• **Records for this task**:
· · · · · · ·

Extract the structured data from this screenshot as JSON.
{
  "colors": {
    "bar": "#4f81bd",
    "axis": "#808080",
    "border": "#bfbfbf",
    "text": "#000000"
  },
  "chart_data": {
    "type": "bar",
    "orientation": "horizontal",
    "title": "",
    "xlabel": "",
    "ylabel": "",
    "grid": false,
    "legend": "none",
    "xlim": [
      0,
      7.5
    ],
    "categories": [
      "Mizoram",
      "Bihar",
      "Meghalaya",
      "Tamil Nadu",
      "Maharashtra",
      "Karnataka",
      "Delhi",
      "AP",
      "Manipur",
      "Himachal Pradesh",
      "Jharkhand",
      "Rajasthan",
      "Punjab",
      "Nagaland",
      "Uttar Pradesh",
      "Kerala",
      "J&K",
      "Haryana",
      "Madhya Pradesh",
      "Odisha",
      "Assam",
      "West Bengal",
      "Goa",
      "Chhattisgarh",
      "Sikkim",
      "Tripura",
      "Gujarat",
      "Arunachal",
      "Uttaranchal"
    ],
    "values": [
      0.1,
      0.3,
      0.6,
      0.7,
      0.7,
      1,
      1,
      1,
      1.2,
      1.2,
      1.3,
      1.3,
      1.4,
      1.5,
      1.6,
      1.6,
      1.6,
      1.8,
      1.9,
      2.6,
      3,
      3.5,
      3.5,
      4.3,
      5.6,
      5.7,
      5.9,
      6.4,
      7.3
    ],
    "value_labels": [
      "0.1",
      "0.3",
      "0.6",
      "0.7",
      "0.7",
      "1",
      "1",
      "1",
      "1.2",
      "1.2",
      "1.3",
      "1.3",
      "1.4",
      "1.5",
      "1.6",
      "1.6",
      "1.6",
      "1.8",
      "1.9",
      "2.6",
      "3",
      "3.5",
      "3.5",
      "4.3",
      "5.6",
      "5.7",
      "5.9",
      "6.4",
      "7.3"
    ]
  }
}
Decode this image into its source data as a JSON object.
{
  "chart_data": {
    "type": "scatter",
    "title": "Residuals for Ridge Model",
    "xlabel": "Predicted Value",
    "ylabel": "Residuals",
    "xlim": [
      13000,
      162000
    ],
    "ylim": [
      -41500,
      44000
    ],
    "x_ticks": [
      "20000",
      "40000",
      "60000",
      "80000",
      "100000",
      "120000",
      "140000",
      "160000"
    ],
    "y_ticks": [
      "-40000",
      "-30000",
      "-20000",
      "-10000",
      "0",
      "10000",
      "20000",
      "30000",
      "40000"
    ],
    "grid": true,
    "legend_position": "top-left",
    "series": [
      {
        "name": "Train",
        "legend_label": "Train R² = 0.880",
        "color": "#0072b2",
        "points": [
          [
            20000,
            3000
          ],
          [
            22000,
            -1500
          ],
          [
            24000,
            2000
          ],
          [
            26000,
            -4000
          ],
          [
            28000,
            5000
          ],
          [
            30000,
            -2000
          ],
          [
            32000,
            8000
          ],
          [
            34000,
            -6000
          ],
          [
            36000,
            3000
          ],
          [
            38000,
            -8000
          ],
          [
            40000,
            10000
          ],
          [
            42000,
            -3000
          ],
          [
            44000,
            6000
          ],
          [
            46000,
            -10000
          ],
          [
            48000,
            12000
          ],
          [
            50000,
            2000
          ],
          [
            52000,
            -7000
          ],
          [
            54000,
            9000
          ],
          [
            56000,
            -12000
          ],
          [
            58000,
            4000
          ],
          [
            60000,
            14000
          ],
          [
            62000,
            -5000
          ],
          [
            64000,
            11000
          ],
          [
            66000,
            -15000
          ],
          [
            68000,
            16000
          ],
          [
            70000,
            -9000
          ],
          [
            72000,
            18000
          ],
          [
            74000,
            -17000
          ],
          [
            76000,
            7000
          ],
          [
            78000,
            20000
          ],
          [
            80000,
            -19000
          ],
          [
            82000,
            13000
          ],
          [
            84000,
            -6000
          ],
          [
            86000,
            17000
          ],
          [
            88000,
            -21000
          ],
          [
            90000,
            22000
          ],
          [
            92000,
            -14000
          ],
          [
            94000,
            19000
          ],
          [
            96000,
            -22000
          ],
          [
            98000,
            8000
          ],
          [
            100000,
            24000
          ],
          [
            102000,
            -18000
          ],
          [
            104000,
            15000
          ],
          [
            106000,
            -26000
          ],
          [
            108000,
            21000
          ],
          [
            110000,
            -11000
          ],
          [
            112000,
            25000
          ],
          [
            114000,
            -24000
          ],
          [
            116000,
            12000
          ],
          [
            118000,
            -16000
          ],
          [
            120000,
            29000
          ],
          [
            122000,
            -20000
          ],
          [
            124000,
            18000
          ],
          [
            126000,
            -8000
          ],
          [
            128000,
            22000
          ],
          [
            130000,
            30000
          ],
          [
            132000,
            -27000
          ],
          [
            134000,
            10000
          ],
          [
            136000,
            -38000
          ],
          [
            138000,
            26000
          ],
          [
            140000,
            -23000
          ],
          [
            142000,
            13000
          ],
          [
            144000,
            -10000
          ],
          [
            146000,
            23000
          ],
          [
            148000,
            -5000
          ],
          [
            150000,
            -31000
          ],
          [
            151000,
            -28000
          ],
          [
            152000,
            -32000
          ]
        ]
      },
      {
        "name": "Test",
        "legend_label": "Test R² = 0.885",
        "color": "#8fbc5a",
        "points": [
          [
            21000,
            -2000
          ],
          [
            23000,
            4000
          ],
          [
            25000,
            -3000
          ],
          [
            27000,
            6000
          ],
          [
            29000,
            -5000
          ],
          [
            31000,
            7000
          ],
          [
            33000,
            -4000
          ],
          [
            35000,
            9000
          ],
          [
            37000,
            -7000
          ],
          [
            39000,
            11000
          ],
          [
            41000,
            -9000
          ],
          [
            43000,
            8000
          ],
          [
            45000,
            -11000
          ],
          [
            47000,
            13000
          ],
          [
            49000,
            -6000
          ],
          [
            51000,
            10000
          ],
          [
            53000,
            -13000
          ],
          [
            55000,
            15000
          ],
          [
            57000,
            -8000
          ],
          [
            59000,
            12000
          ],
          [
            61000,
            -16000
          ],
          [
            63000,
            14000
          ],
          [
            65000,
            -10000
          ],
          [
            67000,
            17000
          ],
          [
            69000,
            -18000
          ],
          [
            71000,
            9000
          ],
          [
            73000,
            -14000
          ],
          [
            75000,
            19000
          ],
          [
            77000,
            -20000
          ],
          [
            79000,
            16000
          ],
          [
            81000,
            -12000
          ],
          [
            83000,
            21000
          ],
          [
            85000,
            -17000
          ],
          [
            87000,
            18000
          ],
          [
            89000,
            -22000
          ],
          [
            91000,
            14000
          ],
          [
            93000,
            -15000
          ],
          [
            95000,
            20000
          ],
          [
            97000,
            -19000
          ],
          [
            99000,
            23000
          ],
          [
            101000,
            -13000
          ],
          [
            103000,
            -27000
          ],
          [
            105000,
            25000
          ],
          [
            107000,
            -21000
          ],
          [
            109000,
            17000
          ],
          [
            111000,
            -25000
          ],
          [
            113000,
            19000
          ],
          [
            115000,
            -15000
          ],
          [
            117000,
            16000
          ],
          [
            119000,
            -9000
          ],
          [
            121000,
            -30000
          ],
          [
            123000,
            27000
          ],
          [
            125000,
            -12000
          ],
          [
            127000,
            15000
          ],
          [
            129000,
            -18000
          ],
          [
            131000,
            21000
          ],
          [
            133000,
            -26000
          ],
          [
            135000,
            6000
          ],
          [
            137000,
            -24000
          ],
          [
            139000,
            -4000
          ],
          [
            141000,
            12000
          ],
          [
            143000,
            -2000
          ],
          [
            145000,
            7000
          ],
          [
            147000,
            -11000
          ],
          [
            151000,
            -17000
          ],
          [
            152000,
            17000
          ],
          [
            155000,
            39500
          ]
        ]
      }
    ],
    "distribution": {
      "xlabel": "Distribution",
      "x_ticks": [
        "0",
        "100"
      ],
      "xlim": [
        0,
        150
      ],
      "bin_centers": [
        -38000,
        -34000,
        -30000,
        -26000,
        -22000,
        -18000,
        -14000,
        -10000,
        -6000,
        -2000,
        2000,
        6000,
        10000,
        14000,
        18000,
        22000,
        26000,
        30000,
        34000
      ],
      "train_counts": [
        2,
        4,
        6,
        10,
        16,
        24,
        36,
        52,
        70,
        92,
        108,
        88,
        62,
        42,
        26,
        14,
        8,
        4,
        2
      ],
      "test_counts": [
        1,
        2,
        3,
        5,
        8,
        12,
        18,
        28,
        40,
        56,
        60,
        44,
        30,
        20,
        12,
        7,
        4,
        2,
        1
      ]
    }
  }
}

· · · · · · ·

Your answer should be a single number: how many lines of the material contain the word "xlabel".

3